● Quoted text:
Figure 2 gives an example about how SE models the geometric structures of two KBs with seed alignment. In Phase (1), we initialize all the vectors randomly and let each pair in seed alignment overlap to build the overlay relationship graph. In order to show the triples intuitively in the figure, we regard an entity as a point in the vector space and move relationship vectors to start from their head entities. Note that, currently, entities and relationships distribute randomly. In Phase (2), we minimize scores of triples and let vector representations compatible within each relationship triple. For example, the relationship capitalOf would tend to be close to capitaleDes because they share the same head entity and tail entity. In the meantime, the entity America and its correspondence \(\acute{E}tats\text {-}Unis\) would move closely to each other due to their common head entity and approximate relationships. Therefore, SE is a dynamic spreading process. The ideal state after training is shown as Phase (3). We can see that the latent aligned entities America and \(\acute{E}tats\text {-}Unis\) lie together.

Fig. 2.
figure 2

An example of structure embedding

Furthermore, we detect that negative triples (a.k.a. corrupted triples), which have been widely used in translation-based embedding models [1, 15, 22], are also valuable to SE. Considering that another English entity China and its latent aligned French one Chine happen to lie closely to America, SE may take the Chine as a candidate for America by mistake due to their short distance. Negative triples would help reduce the occurrence of this coincidence. If we generate a negative triple \(tr' = (Washington,capitalOf,China)\) and learn a high score for \(tr'\), China would keep a distance away from America. As we enforce the length of any embedding vector to 1, the score function f has a constant maximum. Thus, we would like to minimize \( -f(tr') \) to learn a high score for \( tr' \).

In summary, we prefer lower scores for existing triples (positives) and higher scores for negatives, which leads to minimize the following objective function:

$$\begin{aligned} \mathcal {O}_{SE}=\sum _{tr\in T}\sum _{tr'\in T'_{tr}} \big (f(tr)-\alpha f(tr')\big ), \end{aligned}$$
(1)

● Goal: Condense the paragraph of the structure embedding text above that begins "Furthermore, we detect that negative triples" into a short bulleted list that keeps its main facts.

● Given information:
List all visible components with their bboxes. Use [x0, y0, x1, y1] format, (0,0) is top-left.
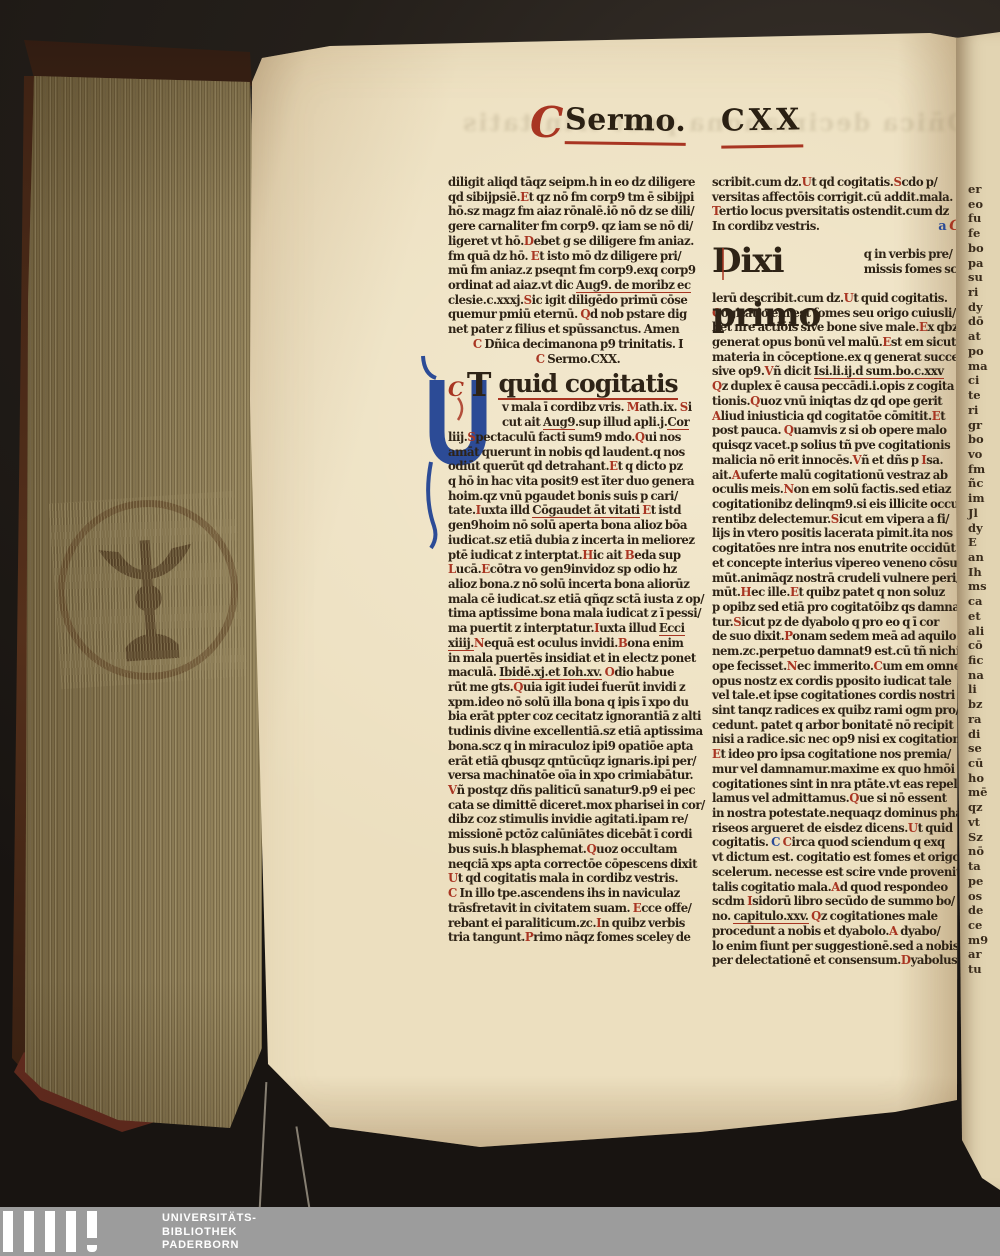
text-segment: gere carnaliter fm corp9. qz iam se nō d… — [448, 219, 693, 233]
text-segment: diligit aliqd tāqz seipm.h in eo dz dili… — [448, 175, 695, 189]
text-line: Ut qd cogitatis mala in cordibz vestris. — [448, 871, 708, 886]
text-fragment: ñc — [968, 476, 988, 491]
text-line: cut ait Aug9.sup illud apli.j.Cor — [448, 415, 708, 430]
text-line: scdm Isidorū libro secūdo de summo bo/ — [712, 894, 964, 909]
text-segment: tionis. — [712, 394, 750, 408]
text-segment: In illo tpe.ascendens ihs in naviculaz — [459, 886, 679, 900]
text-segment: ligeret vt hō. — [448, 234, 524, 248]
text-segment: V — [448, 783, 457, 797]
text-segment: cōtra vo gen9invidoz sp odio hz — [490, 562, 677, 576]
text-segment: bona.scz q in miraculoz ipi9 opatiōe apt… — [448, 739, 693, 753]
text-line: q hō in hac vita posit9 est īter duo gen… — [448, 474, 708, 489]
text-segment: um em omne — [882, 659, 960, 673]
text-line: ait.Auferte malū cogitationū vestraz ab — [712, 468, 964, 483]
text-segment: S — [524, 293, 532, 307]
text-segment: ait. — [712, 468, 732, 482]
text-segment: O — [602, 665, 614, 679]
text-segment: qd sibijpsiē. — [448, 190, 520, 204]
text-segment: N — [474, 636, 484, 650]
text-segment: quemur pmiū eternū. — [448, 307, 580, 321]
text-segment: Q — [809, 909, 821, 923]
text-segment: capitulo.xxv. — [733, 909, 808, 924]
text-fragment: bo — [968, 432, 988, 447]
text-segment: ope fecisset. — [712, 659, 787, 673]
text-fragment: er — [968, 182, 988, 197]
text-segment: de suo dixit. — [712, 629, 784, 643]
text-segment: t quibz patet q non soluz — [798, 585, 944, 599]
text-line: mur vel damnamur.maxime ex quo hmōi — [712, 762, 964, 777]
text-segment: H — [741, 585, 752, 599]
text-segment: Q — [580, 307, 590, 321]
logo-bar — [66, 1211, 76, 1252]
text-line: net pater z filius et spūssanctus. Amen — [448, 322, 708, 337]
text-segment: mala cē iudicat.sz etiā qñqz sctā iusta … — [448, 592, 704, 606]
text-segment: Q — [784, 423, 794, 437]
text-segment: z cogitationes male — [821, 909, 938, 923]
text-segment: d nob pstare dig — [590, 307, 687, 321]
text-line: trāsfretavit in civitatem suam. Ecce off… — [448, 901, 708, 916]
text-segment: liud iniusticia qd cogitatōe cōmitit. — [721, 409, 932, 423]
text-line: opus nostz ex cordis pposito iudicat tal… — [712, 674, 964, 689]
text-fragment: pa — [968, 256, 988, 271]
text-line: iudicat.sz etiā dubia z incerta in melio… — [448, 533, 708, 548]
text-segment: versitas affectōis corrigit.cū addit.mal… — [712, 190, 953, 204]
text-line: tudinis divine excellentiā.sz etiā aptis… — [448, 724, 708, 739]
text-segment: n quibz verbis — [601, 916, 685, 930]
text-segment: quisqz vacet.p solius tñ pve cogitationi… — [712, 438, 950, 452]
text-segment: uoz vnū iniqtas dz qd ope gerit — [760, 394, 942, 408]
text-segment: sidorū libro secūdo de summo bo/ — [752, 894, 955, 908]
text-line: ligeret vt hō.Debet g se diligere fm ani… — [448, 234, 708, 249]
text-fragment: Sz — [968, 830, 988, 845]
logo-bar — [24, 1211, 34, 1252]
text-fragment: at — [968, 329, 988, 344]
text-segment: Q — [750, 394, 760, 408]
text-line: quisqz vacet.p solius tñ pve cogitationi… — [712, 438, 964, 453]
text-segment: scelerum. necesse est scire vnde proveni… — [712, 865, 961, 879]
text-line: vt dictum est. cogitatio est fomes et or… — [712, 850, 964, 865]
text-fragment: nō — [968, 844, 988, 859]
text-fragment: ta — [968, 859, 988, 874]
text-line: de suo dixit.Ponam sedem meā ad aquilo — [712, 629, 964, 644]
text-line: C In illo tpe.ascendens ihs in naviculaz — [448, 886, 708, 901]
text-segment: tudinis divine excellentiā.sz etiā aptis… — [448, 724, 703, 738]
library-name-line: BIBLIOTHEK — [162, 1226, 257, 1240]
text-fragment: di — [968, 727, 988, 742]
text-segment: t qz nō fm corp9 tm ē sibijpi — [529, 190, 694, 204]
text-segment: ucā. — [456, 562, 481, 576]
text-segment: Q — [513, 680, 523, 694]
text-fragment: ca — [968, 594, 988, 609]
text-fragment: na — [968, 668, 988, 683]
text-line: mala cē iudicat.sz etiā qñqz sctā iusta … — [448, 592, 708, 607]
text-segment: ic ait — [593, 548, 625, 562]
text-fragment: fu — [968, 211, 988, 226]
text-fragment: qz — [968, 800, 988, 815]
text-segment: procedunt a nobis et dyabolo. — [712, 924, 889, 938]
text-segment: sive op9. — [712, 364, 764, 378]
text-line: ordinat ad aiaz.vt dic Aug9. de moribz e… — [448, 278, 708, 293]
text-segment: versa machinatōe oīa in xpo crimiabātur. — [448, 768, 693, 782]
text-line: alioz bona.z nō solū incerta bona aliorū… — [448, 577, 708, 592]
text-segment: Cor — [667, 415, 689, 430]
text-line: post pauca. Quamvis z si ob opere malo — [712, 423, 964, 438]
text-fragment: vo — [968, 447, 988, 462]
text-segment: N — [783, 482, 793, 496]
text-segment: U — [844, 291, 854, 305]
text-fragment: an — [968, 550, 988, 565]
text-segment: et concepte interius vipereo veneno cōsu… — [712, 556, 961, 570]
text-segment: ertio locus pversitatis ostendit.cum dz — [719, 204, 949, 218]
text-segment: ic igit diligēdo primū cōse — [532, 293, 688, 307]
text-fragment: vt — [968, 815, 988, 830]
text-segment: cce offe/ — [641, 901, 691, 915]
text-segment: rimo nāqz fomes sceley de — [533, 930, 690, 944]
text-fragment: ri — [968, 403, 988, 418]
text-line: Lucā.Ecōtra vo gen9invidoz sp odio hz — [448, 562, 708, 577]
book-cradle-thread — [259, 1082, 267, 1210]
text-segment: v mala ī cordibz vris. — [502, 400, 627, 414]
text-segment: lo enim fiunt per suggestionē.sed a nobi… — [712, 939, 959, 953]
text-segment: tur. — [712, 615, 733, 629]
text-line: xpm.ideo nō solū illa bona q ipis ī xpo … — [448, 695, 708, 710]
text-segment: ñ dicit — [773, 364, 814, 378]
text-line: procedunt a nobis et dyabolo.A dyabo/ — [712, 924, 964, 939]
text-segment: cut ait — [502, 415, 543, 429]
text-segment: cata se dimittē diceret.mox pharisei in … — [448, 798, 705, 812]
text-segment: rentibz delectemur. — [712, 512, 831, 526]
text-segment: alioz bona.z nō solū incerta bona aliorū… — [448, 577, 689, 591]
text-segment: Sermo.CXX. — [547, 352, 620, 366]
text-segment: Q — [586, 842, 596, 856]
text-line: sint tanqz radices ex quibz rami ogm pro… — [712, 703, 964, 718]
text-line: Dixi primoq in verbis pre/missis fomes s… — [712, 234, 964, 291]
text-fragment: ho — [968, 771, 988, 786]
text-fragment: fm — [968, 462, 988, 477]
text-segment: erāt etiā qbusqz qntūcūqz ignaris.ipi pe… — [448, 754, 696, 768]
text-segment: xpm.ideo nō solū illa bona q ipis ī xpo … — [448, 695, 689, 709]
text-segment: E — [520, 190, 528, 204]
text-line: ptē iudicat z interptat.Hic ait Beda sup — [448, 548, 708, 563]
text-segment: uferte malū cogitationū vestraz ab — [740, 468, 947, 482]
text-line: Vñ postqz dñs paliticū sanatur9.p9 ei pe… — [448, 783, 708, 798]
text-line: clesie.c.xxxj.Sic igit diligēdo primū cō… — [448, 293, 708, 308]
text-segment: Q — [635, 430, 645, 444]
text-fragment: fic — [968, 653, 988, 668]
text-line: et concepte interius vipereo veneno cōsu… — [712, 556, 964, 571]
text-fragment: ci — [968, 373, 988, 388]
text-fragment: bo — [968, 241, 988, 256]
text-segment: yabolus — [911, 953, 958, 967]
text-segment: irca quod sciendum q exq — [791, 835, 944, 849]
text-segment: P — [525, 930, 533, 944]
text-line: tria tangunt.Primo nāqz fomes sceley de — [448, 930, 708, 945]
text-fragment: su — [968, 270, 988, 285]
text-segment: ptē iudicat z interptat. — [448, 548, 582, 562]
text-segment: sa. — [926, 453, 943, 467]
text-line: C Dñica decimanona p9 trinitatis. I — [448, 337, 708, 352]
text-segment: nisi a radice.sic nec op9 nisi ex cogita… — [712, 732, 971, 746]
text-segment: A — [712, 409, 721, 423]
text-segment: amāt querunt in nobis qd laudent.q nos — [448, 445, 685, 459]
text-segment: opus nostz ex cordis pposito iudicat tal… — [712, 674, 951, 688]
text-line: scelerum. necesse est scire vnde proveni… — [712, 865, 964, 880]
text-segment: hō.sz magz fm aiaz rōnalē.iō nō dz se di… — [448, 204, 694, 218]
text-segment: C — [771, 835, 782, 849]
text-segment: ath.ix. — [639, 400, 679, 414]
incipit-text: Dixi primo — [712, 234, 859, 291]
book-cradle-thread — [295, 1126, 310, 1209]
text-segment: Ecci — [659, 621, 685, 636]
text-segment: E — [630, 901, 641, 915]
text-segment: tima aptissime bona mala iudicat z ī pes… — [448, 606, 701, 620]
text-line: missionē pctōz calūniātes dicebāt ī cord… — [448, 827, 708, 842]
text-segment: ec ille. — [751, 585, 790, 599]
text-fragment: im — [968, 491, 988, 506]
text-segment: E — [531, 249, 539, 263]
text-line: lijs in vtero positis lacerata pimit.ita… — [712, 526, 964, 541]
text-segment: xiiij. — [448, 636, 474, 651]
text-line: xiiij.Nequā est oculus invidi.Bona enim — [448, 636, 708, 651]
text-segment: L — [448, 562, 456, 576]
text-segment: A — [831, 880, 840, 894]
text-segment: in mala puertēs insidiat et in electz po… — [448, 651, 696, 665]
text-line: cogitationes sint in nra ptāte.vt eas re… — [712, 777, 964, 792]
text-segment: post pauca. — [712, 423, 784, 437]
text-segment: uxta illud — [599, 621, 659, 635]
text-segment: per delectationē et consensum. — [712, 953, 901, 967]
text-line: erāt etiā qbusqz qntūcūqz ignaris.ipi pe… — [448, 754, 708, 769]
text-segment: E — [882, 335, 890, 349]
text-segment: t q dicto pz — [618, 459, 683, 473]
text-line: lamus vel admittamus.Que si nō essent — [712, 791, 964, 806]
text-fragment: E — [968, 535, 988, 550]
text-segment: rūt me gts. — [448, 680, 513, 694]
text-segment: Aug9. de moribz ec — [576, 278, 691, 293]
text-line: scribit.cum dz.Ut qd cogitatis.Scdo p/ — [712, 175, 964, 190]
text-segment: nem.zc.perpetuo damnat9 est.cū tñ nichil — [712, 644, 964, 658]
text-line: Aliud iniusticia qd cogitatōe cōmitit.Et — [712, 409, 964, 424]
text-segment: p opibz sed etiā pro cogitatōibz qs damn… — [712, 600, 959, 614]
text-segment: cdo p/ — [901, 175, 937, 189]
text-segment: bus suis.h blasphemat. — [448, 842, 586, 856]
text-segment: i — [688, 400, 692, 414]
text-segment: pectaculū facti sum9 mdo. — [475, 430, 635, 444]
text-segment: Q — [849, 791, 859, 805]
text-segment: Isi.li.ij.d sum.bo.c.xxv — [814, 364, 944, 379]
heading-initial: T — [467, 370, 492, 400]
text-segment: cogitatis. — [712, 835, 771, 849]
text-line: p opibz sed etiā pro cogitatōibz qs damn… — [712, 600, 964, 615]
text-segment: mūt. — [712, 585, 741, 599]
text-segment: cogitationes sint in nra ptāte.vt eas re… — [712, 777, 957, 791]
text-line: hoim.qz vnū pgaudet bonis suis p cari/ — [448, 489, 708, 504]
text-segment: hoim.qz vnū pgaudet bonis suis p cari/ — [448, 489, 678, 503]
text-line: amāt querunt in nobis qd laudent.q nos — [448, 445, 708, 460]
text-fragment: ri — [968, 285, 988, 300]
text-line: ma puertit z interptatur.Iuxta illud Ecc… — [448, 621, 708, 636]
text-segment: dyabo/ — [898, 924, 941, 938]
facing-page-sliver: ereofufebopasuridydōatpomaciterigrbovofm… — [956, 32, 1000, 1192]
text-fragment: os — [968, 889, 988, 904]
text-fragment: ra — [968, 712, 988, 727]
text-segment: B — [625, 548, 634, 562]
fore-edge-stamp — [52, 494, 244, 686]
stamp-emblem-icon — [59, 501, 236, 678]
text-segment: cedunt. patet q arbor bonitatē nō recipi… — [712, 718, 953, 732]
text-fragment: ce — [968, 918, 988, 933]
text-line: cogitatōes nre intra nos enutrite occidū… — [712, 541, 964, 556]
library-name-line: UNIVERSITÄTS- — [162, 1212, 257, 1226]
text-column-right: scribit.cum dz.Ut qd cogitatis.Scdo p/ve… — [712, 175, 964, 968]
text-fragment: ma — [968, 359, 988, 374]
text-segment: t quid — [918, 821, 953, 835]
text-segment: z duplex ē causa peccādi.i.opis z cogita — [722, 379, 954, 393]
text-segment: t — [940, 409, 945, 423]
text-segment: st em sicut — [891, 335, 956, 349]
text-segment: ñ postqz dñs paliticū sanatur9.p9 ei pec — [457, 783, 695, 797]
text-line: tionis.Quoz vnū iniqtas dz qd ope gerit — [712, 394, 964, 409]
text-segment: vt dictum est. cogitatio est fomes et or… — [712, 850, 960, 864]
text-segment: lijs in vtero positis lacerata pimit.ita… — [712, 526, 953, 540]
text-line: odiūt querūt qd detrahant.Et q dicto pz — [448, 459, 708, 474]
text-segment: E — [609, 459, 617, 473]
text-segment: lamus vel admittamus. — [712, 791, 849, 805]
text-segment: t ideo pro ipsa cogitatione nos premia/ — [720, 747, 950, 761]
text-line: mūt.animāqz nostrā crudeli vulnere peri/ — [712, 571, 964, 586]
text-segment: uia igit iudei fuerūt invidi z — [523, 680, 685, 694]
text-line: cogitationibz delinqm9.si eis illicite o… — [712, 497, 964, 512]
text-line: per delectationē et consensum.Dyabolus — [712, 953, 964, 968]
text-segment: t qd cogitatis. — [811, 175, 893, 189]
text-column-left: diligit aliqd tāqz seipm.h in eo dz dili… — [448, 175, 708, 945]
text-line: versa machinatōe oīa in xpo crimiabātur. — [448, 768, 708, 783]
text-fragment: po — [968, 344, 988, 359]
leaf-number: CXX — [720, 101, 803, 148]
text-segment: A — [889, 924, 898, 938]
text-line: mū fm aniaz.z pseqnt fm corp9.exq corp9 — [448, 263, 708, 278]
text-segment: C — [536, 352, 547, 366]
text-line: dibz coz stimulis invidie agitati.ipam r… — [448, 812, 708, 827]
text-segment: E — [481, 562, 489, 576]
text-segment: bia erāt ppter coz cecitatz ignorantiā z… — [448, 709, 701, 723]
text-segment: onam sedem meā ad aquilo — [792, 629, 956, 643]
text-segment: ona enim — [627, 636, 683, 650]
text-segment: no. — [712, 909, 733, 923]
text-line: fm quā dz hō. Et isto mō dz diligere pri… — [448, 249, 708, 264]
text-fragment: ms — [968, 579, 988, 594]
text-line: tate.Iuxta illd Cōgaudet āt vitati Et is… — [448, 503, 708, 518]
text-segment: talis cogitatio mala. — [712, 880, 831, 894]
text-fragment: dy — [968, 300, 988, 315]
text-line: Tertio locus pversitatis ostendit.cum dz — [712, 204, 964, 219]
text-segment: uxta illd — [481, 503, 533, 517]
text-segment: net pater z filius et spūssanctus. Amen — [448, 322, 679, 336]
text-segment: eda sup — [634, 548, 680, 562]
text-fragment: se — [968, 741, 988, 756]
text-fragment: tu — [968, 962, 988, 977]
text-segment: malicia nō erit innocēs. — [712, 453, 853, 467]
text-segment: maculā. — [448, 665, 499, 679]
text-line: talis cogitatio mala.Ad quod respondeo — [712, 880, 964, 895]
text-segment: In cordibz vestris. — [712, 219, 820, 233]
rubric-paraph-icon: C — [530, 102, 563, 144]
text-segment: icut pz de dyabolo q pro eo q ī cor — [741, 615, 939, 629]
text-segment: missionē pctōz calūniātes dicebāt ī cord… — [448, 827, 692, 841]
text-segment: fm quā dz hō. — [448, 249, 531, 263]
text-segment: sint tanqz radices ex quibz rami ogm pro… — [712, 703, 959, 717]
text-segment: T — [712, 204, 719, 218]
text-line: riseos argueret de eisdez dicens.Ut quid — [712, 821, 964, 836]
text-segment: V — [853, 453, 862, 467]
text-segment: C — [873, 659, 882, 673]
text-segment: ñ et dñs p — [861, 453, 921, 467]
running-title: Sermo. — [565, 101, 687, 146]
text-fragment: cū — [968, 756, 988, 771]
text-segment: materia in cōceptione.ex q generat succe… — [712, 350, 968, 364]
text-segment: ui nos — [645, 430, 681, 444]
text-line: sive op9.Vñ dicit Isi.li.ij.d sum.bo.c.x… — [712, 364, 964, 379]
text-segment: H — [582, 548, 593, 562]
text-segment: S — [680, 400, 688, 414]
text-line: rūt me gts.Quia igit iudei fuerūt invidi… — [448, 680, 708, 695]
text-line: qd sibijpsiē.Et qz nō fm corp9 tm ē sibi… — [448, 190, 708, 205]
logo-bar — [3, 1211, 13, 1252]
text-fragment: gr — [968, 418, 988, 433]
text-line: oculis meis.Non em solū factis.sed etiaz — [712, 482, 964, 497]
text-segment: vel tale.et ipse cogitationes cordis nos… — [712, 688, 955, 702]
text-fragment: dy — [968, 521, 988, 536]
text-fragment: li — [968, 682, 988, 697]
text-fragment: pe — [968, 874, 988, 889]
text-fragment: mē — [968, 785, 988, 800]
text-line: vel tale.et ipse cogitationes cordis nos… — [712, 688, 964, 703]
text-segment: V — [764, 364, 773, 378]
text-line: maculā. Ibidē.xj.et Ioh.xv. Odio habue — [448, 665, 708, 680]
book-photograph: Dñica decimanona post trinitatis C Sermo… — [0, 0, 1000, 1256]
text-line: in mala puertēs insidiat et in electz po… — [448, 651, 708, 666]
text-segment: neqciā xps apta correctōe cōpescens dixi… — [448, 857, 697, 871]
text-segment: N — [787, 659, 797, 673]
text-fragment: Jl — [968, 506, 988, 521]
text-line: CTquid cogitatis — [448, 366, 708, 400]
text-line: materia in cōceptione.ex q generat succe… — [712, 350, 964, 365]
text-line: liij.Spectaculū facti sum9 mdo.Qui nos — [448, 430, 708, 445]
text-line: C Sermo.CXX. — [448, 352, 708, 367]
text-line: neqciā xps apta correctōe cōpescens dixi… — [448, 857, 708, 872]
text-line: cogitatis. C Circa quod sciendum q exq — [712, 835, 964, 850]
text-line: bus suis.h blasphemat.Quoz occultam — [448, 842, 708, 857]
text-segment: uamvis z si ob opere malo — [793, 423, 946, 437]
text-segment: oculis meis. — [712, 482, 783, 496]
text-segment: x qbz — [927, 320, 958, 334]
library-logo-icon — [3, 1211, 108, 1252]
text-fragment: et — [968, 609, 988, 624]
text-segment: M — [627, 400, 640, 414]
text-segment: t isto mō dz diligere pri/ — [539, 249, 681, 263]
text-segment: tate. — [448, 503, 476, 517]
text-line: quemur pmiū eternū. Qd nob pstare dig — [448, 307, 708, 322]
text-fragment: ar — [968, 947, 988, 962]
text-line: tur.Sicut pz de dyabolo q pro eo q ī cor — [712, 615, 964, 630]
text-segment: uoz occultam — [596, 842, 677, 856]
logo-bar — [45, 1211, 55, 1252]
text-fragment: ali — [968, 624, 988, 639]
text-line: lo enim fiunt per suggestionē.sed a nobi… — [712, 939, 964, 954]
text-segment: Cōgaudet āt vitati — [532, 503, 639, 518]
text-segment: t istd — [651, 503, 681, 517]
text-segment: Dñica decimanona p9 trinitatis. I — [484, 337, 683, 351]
==
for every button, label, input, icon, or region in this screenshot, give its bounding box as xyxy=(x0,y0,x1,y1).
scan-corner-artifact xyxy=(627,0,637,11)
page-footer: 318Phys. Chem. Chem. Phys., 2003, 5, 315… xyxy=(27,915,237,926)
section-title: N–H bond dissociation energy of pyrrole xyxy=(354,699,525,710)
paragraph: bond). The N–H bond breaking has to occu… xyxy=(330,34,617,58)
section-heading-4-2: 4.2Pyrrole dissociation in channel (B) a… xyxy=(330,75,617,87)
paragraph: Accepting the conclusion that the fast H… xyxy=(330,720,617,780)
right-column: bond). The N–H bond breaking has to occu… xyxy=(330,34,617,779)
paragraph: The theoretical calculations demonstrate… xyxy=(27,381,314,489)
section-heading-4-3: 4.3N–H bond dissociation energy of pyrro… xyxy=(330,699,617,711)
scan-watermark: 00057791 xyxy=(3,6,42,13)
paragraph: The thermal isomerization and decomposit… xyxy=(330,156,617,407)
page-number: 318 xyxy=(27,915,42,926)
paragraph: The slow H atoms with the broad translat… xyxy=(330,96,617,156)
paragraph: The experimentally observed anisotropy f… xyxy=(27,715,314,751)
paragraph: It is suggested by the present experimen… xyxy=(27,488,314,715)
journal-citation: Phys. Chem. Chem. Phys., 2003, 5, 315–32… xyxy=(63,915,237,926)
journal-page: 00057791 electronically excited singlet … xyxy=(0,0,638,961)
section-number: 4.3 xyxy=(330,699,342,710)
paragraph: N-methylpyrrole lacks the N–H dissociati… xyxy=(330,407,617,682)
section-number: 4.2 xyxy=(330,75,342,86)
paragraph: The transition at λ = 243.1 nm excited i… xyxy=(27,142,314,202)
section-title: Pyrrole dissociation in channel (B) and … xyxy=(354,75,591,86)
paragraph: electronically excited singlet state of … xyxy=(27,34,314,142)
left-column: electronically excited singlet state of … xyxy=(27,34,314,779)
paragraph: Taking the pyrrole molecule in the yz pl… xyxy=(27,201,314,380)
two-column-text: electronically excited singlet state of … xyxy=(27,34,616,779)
--
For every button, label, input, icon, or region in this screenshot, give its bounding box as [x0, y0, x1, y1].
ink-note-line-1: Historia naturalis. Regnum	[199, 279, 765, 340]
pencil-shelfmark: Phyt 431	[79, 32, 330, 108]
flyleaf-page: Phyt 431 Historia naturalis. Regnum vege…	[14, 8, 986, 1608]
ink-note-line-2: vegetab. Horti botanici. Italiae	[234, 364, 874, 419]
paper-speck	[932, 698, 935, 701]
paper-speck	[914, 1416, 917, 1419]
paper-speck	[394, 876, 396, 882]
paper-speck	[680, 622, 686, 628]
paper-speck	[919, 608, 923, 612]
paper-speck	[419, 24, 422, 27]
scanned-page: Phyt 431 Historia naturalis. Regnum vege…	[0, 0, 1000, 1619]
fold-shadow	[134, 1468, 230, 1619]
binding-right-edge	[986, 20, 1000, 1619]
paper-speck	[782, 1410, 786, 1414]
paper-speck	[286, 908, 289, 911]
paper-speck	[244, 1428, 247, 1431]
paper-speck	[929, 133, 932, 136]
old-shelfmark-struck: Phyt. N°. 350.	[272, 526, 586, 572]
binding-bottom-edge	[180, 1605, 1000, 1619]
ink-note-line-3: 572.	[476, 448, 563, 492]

● Output below:
- Negative (corrupted) triples, widely used in translation-based embedding models, are also valuable to SE.
- China and its latent aligned French entity Chine may happen to lie close to America. SE could then wrongly take Chine as a candidate for America.
- Negative triples help reduce this kind of coincidence. Generating the negative triple (Washington, capitalOf, China) and learning a high score for it keeps China at a distance from America.
- Every embedding vector is enforced to length 1, so the score function f has a constant maximum. Minimizing -f(tr') therefore learns a high score for the negative triple tr'.